— Start of Record list —

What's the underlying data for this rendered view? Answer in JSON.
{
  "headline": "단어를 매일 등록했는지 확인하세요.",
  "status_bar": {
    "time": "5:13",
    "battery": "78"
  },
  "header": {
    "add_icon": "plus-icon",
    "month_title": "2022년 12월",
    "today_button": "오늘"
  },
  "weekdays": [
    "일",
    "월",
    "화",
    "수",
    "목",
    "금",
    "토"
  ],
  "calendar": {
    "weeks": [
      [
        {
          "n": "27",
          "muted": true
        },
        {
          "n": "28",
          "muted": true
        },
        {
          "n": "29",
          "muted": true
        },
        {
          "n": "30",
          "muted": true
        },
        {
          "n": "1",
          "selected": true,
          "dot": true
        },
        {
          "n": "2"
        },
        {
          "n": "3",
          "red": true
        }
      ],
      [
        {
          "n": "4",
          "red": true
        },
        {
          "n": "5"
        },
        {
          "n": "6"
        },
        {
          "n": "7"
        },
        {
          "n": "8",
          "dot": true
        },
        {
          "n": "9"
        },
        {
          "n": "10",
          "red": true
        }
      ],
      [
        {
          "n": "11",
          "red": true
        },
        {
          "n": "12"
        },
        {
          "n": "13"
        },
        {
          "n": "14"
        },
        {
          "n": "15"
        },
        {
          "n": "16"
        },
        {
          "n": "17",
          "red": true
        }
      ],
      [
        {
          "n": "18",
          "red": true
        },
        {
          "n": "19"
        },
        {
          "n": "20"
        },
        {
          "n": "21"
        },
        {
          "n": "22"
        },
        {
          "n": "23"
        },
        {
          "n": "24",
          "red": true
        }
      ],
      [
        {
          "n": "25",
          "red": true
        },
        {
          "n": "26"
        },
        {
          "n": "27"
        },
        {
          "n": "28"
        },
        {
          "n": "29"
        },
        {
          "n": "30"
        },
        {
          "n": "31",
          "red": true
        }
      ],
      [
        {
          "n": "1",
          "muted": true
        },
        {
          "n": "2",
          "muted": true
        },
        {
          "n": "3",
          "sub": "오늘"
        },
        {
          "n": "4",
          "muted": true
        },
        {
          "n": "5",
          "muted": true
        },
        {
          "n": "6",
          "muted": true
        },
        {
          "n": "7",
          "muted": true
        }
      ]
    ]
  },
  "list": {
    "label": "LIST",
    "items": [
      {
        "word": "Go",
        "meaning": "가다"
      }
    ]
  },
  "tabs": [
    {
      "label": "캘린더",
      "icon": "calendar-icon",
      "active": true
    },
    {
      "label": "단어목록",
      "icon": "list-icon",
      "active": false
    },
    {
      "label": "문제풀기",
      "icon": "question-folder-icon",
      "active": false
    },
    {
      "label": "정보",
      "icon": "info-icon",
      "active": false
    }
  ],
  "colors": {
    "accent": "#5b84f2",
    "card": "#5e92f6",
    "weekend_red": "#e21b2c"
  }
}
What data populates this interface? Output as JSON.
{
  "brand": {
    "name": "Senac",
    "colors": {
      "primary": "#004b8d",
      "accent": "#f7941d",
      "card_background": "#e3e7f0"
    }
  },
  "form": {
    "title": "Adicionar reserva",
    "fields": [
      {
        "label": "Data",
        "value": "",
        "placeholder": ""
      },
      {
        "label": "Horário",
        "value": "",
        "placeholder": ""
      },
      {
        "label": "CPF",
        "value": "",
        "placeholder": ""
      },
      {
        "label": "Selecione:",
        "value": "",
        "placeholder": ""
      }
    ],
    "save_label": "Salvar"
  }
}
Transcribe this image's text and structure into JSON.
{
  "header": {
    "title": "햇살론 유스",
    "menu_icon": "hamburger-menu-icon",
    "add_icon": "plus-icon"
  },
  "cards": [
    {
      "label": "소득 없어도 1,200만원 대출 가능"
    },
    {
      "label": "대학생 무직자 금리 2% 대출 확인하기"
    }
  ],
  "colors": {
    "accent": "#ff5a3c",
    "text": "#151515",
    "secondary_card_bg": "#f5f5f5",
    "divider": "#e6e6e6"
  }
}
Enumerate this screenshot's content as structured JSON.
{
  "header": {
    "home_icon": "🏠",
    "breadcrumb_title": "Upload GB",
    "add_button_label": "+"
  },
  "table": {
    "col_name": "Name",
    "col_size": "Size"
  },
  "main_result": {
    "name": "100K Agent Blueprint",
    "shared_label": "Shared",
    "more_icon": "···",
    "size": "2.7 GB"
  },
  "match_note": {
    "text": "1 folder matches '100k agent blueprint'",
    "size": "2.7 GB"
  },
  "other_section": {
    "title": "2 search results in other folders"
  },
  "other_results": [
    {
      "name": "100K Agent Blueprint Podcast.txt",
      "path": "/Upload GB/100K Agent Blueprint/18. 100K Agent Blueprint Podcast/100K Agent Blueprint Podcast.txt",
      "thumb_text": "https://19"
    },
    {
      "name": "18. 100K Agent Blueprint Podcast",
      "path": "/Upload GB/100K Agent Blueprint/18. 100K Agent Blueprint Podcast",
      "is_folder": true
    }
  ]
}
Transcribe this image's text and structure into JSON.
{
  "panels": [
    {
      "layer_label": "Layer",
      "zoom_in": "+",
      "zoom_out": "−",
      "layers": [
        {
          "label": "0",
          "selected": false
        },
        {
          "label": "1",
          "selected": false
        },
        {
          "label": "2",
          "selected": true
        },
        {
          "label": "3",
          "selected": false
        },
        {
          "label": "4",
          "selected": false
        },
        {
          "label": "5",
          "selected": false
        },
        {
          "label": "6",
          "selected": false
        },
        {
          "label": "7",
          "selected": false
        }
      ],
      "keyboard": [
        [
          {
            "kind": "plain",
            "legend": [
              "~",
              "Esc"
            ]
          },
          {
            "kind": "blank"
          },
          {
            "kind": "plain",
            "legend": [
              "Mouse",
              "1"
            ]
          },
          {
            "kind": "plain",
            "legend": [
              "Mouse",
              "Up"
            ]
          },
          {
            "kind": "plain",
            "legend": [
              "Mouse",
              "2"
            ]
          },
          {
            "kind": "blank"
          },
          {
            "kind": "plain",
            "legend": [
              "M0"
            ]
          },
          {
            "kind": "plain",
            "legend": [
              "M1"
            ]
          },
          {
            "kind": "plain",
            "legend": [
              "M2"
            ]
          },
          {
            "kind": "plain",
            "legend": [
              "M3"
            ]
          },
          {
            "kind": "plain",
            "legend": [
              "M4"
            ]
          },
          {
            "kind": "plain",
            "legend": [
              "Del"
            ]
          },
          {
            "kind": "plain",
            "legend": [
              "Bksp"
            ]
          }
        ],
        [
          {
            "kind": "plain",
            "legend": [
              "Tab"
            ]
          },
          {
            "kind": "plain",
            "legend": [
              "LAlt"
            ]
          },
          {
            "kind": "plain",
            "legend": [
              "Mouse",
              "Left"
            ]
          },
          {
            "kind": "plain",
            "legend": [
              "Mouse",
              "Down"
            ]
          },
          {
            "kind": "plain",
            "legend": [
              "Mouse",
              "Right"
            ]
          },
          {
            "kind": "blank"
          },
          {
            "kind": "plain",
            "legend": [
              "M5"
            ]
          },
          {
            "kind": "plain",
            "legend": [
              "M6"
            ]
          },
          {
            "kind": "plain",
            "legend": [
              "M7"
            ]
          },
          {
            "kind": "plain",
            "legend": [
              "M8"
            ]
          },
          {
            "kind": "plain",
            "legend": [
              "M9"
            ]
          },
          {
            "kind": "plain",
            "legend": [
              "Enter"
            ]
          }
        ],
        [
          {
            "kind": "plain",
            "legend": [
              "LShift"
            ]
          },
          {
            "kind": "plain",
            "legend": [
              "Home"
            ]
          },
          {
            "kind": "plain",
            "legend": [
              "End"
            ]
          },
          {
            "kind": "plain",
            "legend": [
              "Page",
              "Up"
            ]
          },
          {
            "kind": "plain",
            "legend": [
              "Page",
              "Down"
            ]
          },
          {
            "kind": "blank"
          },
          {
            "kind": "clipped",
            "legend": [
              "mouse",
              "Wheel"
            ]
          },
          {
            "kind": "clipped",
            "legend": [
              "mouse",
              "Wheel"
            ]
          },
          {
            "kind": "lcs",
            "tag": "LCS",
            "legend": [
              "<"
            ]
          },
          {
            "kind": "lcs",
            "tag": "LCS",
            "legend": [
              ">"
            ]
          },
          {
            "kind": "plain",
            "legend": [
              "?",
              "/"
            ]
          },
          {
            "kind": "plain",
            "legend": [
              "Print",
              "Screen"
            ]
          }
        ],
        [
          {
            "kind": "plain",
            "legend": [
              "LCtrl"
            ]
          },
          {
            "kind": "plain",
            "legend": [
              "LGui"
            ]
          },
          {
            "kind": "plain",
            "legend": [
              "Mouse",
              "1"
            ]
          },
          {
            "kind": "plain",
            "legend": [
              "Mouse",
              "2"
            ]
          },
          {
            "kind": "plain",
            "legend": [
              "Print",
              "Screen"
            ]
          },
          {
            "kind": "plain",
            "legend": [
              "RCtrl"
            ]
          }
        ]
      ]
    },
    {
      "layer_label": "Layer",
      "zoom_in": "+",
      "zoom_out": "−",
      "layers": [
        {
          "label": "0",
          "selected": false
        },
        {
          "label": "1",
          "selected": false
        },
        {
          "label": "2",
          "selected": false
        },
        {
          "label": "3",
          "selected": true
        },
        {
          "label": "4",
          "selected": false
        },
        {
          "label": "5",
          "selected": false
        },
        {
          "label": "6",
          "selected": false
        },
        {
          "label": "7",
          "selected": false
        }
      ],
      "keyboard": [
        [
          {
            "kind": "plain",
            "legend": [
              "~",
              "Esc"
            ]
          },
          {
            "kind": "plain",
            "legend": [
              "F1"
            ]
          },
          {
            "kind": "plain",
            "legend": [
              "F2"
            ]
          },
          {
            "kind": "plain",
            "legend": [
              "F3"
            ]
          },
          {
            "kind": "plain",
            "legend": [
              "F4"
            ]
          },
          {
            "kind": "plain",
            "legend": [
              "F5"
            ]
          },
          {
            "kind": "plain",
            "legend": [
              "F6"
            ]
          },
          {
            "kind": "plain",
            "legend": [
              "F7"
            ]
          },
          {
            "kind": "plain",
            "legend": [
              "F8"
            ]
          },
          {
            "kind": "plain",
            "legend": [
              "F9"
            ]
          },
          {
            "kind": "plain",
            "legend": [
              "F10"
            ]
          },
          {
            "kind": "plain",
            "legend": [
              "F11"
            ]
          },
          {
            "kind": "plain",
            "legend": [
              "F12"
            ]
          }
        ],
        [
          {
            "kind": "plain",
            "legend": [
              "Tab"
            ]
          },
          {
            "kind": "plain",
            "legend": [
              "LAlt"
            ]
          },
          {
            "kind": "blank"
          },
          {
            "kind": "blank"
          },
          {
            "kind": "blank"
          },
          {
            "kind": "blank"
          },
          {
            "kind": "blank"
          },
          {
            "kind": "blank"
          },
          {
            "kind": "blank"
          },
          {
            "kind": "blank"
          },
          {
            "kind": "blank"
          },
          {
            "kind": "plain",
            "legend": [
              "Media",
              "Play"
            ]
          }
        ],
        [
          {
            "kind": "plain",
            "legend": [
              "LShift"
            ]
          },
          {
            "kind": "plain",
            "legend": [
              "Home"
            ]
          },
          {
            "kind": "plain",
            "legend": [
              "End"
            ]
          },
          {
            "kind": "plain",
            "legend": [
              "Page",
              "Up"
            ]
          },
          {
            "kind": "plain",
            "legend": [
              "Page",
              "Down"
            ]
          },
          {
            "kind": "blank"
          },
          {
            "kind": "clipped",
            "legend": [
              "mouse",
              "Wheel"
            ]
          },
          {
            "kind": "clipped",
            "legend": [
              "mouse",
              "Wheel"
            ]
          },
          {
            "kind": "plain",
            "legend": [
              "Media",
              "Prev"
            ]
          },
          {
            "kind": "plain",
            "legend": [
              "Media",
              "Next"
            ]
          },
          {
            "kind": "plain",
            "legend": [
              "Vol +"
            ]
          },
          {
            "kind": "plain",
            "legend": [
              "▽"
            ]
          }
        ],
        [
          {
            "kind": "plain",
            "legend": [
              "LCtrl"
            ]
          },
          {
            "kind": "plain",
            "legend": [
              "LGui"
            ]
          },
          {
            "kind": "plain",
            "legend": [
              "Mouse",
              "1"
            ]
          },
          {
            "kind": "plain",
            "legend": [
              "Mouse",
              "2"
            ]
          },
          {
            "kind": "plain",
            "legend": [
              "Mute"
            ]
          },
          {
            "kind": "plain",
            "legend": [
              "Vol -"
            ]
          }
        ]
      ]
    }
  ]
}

— End of Record list —

**Exercise task**
Review the material and copy each line in which the word "What" appears.

**Reply to the task**
What's the underlying data for this rendered view? Answer in JSON.
What data populates this interface? Output as JSON.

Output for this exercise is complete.